Written instruction: Lay out every line of the records as a Markdown table with the columns "Row" and "Record line", numbering each row and leaving out blank lines.

+++ Given data

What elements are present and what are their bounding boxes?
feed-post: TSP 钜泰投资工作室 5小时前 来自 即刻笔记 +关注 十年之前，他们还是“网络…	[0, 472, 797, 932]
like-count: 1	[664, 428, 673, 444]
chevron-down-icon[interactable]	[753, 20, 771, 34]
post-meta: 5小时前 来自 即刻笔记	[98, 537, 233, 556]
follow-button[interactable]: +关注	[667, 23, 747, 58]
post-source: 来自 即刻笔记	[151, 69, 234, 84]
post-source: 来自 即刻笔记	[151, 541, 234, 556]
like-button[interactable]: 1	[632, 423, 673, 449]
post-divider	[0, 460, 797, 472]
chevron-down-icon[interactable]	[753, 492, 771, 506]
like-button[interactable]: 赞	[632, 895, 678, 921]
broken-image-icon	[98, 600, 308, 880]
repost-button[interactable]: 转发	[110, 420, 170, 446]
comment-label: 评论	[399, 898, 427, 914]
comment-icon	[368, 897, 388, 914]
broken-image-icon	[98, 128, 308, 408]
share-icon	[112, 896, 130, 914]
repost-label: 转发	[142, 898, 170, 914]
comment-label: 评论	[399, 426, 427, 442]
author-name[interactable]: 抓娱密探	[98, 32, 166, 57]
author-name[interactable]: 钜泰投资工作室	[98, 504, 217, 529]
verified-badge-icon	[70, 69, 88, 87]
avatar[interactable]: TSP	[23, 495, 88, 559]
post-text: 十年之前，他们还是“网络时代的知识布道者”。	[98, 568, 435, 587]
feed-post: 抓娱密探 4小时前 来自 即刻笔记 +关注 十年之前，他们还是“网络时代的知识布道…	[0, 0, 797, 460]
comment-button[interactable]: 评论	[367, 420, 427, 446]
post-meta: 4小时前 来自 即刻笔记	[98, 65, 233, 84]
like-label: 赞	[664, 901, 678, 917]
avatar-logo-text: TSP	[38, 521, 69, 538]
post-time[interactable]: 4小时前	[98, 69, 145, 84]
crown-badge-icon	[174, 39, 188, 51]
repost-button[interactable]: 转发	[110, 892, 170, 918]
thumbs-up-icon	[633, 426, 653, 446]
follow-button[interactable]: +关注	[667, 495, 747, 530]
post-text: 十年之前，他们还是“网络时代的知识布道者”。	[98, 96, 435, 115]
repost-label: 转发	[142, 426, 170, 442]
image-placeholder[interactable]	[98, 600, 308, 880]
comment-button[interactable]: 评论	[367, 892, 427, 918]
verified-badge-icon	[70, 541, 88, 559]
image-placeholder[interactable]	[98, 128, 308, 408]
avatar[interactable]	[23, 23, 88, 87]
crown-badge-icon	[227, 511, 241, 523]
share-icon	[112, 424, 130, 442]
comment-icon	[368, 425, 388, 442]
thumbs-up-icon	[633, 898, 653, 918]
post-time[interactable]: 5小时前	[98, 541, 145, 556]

++++++

Solved exercise:
| Row | Record line |
|---|---|
| 1 | What elements are present and what are their bounding boxes? |
| 2 | feed-post: TSP 钜泰投资工作室 5小时前 来自 即刻笔记 +关注 十年之前，他们还是“网络…	[0, 472, 797, 932] |
| 3 | like-count: 1	[664, 428, 673, 444] |
| 4 | chevron-down-icon[interactable]	[753, 20, 771, 34] |
| 5 | post-meta: 5小时前 来自 即刻笔记	[98, 537, 233, 556] |
| 6 | follow-button[interactable]: +关注	[667, 23, 747, 58] |
| 7 | post-source: 来自 即刻笔记	[151, 69, 234, 84] |
| 8 | post-source: 来自 即刻笔记	[151, 541, 234, 556] |
| 9 | like-button[interactable]: 1	[632, 423, 673, 449] |
| 10 | post-divider	[0, 460, 797, 472] |
| 11 | chevron-down-icon[interactable]	[753, 492, 771, 506] |
| 12 | like-button[interactable]: 赞	[632, 895, 678, 921] |
| 13 | broken-image-icon	[98, 600, 308, 880] |
| 14 | repost-button[interactable]: 转发	[110, 420, 170, 446] |
| 15 | comment-label: 评论	[399, 898, 427, 914] |
| 16 | comment-icon	[368, 897, 388, 914] |
| 17 | broken-image-icon	[98, 128, 308, 408] |
| 18 | share-icon	[112, 896, 130, 914] |
| 19 | repost-label: 转发	[142, 898, 170, 914] |
| 20 | comment-label: 评论	[399, 426, 427, 442] |
| 21 | author-name[interactable]: 抓娱密探	[98, 32, 166, 57] |
| 22 | author-name[interactable]: 钜泰投资工作室	[98, 504, 217, 529] |
| 23 | verified-badge-icon	[70, 69, 88, 87] |
| 24 | avatar[interactable]: TSP	[23, 495, 88, 559] |
| 25 | post-text: 十年之前，他们还是“网络时代的知识布道者”。	[98, 568, 435, 587] |
| 26 | feed-post: 抓娱密探 4小时前 来自 即刻笔记 +关注 十年之前，他们还是“网络时代的知识布道…	[0, 0, 797, 460] |
| 27 | comment-button[interactable]: 评论	[367, 420, 427, 446] |
| 28 | post-meta: 4小时前 来自 即刻笔记	[98, 65, 233, 84] |
| 29 | like-label: 赞	[664, 901, 678, 917] |
| 30 | avatar-logo-text: TSP	[38, 521, 69, 538] |
| 31 | post-time[interactable]: 4小时前	[98, 69, 145, 84] |
| 32 | crown-badge-icon	[174, 39, 188, 51] |
| 33 | repost-button[interactable]: 转发	[110, 892, 170, 918] |
| 34 | thumbs-up-icon	[633, 426, 653, 446] |
| 35 | follow-button[interactable]: +关注	[667, 495, 747, 530] |
| 36 | post-text: 十年之前，他们还是“网络时代的知识布道者”。	[98, 96, 435, 115] |
| 37 | repost-label: 转发	[142, 426, 170, 442] |
| 38 | image-placeholder[interactable]	[98, 600, 308, 880] |
| 39 | comment-button[interactable]: 评论	[367, 892, 427, 918] |
| 40 | verified-badge-icon	[70, 541, 88, 559] |
| 41 | image-placeholder[interactable]	[98, 128, 308, 408] |
| 42 | avatar[interactable]	[23, 23, 88, 87] |
| 43 | crown-badge-icon	[227, 511, 241, 523] |
| 44 | share-icon	[112, 424, 130, 442] |
| 45 | comment-icon	[368, 425, 388, 442] |
| 46 | thumbs-up-icon	[633, 898, 653, 918] |
| 47 | post-time[interactable]: 5小时前	[98, 541, 145, 556] |